▼

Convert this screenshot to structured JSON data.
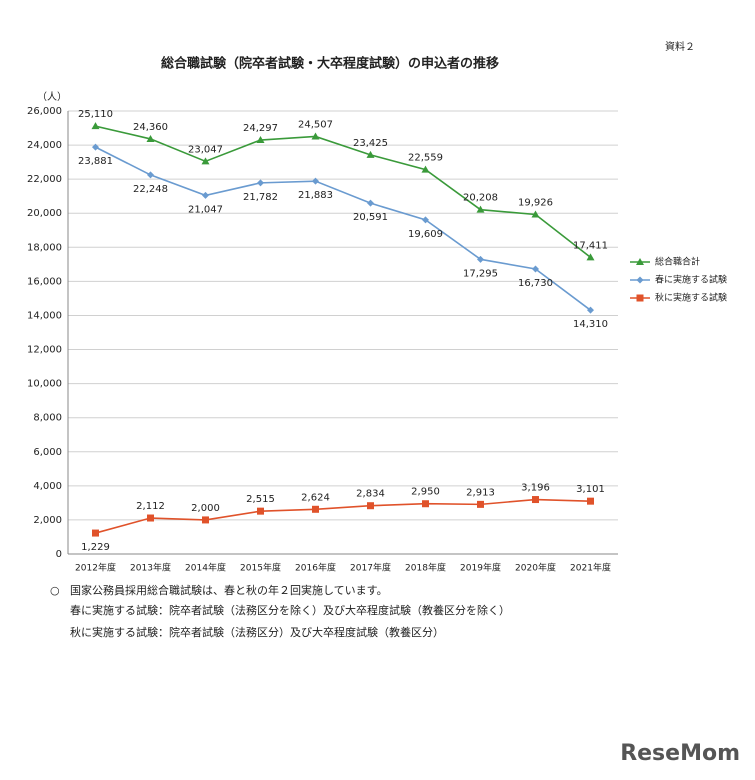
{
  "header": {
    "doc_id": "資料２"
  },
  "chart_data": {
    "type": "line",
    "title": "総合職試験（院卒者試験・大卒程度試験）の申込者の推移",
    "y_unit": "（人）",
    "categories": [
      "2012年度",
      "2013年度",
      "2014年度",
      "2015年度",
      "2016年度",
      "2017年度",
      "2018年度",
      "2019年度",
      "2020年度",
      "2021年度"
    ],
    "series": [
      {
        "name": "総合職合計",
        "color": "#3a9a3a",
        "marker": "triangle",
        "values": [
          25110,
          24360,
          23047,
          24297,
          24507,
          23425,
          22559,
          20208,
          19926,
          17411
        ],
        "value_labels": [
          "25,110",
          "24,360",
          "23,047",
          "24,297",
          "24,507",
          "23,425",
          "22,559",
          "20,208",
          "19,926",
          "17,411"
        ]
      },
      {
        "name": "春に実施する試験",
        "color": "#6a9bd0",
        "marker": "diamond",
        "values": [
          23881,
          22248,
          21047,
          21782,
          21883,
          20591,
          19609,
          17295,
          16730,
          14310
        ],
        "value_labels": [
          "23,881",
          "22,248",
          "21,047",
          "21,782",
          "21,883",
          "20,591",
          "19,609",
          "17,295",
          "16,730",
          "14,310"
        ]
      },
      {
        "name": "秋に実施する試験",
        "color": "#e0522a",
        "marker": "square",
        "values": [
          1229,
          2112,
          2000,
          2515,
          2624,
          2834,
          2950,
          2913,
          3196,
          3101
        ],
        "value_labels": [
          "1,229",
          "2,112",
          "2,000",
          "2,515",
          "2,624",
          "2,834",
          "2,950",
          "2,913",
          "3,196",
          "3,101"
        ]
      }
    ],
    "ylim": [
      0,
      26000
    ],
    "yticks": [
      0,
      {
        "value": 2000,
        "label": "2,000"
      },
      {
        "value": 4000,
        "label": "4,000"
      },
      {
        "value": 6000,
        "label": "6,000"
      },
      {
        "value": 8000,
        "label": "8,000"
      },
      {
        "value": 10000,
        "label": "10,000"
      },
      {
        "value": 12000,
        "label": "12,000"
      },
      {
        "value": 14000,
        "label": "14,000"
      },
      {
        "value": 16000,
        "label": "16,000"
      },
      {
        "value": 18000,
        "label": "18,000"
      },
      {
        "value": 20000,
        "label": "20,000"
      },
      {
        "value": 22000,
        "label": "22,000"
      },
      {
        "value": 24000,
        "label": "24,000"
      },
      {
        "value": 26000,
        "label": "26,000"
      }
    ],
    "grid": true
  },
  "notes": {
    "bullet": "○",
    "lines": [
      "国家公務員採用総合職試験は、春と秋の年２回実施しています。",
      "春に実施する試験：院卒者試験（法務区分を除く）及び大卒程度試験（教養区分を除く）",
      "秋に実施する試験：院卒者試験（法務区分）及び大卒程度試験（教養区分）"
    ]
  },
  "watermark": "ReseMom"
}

▲

PROBLEM TO WORK ON:
Retype every entry verbatim and exclude the pictures from the copy.

TASK SOLUTION:
Convert this screenshot to structured JSON data.
{
  "header": {
    "doc_id": "資料２"
  },
  "chart_data": {
    "type": "line",
    "title": "総合職試験（院卒者試験・大卒程度試験）の申込者の推移",
    "y_unit": "（人）",
    "categories": [
      "2012年度",
      "2013年度",
      "2014年度",
      "2015年度",
      "2016年度",
      "2017年度",
      "2018年度",
      "2019年度",
      "2020年度",
      "2021年度"
    ],
    "series": [
      {
        "name": "総合職合計",
        "color": "#3a9a3a",
        "marker": "triangle",
        "values": [
          25110,
          24360,
          23047,
          24297,
          24507,
          23425,
          22559,
          20208,
          19926,
          17411
        ],
        "value_labels": [
          "25,110",
          "24,360",
          "23,047",
          "24,297",
          "24,507",
          "23,425",
          "22,559",
          "20,208",
          "19,926",
          "17,411"
        ]
      },
      {
        "name": "春に実施する試験",
        "color": "#6a9bd0",
        "marker": "diamond",
        "values": [
          23881,
          22248,
          21047,
          21782,
          21883,
          20591,
          19609,
          17295,
          16730,
          14310
        ],
        "value_labels": [
          "23,881",
          "22,248",
          "21,047",
          "21,782",
          "21,883",
          "20,591",
          "19,609",
          "17,295",
          "16,730",
          "14,310"
        ]
      },
      {
        "name": "秋に実施する試験",
        "color": "#e0522a",
        "marker": "square",
        "values": [
          1229,
          2112,
          2000,
          2515,
          2624,
          2834,
          2950,
          2913,
          3196,
          3101
        ],
        "value_labels": [
          "1,229",
          "2,112",
          "2,000",
          "2,515",
          "2,624",
          "2,834",
          "2,950",
          "2,913",
          "3,196",
          "3,101"
        ]
      }
    ],
    "ylim": [
      0,
      26000
    ],
    "yticks": [
      0,
      {
        "value": 2000,
        "label": "2,000"
      },
      {
        "value": 4000,
        "label": "4,000"
      },
      {
        "value": 6000,
        "label": "6,000"
      },
      {
        "value": 8000,
        "label": "8,000"
      },
      {
        "value": 10000,
        "label": "10,000"
      },
      {
        "value": 12000,
        "label": "12,000"
      },
      {
        "value": 14000,
        "label": "14,000"
      },
      {
        "value": 16000,
        "label": "16,000"
      },
      {
        "value": 18000,
        "label": "18,000"
      },
      {
        "value": 20000,
        "label": "20,000"
      },
      {
        "value": 22000,
        "label": "22,000"
      },
      {
        "value": 24000,
        "label": "24,000"
      },
      {
        "value": 26000,
        "label": "26,000"
      }
    ],
    "grid": true
  },
  "notes": {
    "bullet": "○",
    "lines": [
      "国家公務員採用総合職試験は、春と秋の年２回実施しています。",
      "春に実施する試験：院卒者試験（法務区分を除く）及び大卒程度試験（教養区分を除く）",
      "秋に実施する試験：院卒者試験（法務区分）及び大卒程度試験（教養区分）"
    ]
  },
  "watermark": "ReseMom"
}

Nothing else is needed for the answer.